MATERIAL PROVIDED –
────────────────────

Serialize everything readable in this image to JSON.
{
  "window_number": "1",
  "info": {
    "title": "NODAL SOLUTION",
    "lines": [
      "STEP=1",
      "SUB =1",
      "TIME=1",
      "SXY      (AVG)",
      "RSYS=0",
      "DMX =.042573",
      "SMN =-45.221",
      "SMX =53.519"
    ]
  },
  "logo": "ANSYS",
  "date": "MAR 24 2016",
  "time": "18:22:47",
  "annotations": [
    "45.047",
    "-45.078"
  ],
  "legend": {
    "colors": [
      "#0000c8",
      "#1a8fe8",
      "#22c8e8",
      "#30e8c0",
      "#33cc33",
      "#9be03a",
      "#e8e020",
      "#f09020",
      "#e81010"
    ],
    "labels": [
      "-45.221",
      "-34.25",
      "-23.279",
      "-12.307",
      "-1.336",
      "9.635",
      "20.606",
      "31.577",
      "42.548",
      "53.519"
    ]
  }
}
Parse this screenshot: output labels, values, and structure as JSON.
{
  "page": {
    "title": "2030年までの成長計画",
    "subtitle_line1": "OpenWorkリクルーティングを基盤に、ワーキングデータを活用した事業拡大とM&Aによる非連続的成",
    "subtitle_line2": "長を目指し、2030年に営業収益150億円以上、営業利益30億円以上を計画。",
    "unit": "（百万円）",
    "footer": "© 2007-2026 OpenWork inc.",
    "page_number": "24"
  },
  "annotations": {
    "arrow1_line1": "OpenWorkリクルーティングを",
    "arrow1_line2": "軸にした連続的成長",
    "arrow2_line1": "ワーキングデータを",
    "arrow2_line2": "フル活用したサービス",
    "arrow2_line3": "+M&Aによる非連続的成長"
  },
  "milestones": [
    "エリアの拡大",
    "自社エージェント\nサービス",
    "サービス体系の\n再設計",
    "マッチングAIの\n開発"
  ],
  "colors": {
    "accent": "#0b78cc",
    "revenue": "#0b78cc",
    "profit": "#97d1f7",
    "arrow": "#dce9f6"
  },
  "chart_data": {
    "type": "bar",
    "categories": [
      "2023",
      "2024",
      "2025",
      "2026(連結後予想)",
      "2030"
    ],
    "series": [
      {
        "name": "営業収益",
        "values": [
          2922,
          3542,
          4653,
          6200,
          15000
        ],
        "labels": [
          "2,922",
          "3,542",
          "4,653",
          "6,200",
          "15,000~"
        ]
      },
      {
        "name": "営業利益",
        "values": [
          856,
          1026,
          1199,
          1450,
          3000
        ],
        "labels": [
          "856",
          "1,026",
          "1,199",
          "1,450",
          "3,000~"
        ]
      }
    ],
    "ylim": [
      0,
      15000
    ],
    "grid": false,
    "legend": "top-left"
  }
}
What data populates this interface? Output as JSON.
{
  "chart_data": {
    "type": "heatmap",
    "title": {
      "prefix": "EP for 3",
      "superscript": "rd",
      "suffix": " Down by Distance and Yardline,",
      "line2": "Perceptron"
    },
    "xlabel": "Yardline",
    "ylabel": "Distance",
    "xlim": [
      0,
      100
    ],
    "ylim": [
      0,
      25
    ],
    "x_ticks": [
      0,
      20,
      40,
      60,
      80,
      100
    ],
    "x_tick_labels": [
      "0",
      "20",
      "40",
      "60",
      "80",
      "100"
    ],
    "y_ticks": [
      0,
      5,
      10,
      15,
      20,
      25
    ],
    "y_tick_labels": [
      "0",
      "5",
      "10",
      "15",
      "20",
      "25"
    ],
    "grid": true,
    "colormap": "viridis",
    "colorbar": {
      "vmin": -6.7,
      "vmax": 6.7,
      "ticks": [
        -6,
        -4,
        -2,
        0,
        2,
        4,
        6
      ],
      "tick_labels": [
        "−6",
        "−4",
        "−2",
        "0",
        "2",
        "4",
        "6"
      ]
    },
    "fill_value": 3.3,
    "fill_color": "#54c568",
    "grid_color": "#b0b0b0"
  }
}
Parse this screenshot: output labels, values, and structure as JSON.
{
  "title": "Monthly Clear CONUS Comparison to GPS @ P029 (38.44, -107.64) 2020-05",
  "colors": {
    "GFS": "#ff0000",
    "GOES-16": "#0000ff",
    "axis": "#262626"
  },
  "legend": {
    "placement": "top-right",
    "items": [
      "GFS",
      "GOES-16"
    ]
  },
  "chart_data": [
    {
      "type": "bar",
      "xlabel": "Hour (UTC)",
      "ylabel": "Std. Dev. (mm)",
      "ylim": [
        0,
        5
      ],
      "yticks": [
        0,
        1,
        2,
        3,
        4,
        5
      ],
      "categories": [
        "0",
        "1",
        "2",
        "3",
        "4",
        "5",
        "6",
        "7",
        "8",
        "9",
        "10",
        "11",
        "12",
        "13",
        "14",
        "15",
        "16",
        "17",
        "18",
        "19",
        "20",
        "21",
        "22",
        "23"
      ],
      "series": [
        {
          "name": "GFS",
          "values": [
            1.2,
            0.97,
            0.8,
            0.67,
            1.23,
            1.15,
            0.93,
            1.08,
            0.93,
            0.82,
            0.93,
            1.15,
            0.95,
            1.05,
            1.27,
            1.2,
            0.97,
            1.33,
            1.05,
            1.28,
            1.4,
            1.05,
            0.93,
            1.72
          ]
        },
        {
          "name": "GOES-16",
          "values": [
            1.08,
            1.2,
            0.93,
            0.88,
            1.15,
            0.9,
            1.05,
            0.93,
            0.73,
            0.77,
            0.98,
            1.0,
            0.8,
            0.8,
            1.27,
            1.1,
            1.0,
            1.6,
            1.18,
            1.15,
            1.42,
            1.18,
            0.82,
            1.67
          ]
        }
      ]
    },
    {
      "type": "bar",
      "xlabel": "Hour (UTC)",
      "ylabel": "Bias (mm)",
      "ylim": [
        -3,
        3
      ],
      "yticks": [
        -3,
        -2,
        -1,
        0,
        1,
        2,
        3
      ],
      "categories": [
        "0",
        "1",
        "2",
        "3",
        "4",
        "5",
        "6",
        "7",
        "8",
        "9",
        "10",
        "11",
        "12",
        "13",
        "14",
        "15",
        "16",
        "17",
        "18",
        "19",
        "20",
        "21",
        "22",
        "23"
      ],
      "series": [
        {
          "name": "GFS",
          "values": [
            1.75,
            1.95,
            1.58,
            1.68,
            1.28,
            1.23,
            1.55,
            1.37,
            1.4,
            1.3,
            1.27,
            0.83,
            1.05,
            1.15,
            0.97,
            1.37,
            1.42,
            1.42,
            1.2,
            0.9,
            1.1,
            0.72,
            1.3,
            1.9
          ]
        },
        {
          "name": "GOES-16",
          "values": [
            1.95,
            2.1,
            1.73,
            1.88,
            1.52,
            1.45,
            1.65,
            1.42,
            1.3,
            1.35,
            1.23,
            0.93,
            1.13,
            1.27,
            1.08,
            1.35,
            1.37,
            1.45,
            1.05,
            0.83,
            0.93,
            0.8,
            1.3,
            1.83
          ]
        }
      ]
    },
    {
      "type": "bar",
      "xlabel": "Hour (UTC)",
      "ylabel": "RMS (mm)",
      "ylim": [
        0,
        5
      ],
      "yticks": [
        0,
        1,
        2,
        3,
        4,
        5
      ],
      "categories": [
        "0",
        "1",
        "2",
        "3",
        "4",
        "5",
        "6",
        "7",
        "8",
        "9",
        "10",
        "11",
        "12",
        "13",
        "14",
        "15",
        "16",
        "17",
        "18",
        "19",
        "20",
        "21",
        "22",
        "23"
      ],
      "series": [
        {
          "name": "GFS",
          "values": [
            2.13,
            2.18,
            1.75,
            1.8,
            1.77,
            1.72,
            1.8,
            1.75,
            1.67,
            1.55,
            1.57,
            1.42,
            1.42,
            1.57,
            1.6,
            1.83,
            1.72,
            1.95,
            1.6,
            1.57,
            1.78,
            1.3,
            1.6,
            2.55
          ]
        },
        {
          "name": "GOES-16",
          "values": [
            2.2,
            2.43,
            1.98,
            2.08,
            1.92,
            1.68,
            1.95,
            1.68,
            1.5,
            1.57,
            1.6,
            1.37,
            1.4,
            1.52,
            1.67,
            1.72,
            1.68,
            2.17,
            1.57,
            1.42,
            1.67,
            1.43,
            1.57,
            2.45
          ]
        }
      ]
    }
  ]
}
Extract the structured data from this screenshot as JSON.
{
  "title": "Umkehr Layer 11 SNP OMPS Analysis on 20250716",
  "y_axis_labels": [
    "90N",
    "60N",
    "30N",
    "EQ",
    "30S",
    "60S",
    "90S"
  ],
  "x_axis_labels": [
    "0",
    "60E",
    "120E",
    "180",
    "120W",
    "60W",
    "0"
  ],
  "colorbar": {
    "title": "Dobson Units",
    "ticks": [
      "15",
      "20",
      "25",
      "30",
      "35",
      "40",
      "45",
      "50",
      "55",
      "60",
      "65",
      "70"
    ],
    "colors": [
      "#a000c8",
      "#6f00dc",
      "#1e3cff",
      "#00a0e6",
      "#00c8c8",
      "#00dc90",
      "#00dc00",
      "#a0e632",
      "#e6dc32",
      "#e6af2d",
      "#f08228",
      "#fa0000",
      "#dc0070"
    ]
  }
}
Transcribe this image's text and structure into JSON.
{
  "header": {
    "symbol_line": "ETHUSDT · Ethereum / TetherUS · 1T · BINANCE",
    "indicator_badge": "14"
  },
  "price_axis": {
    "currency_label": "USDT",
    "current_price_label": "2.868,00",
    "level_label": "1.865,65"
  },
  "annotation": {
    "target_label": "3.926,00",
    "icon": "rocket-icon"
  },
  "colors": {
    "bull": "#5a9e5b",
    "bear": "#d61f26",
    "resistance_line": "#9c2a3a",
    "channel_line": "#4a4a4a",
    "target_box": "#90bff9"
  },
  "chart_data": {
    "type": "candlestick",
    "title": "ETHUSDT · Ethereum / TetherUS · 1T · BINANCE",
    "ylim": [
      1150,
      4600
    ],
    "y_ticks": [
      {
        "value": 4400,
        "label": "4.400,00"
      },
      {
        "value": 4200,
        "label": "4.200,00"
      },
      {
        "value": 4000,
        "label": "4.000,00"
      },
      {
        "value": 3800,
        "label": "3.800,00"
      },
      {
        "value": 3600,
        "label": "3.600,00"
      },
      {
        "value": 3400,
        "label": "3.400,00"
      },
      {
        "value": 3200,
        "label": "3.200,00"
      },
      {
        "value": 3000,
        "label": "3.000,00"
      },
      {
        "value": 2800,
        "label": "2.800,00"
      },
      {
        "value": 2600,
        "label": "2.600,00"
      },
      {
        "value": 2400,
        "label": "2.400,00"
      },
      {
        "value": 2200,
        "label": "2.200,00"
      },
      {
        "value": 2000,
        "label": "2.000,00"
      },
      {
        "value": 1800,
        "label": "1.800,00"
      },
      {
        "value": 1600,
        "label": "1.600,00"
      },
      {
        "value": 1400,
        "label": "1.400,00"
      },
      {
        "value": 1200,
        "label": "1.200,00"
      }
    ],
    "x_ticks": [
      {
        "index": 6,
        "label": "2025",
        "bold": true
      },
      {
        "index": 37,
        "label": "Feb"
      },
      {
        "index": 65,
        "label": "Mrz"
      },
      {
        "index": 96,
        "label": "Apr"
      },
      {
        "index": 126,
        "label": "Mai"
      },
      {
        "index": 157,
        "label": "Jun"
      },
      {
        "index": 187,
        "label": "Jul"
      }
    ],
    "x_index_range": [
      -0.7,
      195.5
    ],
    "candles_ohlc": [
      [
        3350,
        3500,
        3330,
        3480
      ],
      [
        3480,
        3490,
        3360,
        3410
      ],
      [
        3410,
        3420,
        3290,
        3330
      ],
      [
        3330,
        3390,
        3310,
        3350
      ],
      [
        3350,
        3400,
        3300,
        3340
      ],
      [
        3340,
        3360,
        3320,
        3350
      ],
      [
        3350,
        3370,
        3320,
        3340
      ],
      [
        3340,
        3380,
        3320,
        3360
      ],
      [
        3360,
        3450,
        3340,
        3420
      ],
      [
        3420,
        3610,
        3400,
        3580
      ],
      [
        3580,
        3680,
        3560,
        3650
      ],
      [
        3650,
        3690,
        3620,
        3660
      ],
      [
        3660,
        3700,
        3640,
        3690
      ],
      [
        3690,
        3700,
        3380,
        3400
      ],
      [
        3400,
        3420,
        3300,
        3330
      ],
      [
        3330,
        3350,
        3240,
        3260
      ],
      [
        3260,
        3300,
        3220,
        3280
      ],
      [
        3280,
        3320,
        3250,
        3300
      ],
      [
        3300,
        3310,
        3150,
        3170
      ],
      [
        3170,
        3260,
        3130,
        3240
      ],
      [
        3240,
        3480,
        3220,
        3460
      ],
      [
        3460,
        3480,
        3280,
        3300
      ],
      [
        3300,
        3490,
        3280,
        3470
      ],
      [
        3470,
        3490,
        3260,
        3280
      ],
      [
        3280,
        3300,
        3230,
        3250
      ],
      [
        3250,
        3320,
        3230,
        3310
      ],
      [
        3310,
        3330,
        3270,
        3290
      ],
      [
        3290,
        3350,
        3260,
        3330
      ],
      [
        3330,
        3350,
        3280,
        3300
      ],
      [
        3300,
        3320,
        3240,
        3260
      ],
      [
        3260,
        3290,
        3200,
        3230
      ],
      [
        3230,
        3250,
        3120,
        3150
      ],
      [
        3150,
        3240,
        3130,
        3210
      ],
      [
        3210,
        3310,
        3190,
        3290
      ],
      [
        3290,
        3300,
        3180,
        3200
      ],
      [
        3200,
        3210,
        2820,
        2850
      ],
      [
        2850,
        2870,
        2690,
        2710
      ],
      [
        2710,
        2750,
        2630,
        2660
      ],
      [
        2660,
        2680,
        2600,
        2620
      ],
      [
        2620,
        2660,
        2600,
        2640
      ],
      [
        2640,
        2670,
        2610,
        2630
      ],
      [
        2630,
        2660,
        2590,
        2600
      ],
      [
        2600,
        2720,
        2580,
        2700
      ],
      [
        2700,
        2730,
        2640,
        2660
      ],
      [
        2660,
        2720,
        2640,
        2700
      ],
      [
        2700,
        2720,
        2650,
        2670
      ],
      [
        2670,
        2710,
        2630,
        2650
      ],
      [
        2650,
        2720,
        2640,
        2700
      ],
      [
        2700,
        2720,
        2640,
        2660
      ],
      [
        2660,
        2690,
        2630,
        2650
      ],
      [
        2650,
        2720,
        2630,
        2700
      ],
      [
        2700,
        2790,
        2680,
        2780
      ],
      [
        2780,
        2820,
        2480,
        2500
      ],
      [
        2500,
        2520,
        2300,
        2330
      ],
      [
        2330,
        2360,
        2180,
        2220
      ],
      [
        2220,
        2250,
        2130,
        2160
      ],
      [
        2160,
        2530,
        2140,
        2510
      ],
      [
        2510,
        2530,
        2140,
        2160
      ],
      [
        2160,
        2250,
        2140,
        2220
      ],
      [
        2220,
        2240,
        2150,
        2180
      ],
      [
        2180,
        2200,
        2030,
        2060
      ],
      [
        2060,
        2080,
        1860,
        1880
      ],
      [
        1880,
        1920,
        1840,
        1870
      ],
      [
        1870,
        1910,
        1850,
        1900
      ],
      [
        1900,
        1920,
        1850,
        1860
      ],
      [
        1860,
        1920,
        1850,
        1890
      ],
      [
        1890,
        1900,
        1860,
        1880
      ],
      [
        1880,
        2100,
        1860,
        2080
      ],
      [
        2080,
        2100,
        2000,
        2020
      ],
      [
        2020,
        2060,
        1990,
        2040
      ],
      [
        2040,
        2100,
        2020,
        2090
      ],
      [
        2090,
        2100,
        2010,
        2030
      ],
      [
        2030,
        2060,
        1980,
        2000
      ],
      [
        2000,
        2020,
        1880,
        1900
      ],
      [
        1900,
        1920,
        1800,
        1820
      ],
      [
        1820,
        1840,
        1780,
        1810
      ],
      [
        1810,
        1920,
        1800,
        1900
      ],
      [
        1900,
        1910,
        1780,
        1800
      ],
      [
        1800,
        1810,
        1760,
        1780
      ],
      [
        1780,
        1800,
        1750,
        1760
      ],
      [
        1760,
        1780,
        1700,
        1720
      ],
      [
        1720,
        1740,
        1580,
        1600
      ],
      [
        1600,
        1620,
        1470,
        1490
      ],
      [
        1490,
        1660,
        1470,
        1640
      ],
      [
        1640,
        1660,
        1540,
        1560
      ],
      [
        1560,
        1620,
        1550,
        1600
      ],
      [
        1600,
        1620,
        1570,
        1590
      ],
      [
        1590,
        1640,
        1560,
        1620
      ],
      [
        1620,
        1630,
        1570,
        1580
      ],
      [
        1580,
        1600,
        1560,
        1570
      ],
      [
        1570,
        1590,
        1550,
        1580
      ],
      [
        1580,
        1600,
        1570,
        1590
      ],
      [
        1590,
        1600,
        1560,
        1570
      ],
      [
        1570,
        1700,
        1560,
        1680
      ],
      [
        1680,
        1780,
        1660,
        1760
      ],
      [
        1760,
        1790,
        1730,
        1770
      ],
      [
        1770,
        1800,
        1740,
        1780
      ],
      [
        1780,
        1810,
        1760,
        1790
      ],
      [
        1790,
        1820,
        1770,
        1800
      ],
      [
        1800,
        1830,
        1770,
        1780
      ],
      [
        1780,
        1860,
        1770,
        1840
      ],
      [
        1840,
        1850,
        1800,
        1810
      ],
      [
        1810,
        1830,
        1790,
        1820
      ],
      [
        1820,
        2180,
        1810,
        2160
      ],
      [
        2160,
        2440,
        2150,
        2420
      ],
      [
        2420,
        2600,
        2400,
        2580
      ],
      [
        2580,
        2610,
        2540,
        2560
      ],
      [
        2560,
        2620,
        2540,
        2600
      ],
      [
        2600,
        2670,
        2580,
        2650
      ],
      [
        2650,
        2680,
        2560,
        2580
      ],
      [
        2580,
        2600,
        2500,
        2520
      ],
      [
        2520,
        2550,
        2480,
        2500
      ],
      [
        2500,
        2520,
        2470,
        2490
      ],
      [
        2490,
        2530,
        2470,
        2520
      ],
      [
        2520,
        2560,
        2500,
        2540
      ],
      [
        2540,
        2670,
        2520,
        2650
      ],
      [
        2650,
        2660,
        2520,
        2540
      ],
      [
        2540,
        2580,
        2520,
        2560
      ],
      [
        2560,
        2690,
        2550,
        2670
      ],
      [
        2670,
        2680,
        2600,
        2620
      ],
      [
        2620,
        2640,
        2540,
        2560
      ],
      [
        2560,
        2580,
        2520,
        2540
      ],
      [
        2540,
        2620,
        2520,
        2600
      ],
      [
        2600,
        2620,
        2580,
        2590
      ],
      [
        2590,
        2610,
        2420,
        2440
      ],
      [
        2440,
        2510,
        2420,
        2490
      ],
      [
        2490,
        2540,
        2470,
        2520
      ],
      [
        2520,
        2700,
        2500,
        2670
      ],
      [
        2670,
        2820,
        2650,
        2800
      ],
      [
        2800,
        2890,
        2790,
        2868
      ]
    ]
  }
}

────────────────────

GOAL –
Isolate the lines above that contain the word "ETHUSDT" and copy them.

WRITTEN ANSWER –
    "symbol_line": "ETHUSDT · Ethereum / TetherUS · 1T · BINANCE",
    "title": "ETHUSDT · Ethereum / TetherUS · 1T · BINANCE",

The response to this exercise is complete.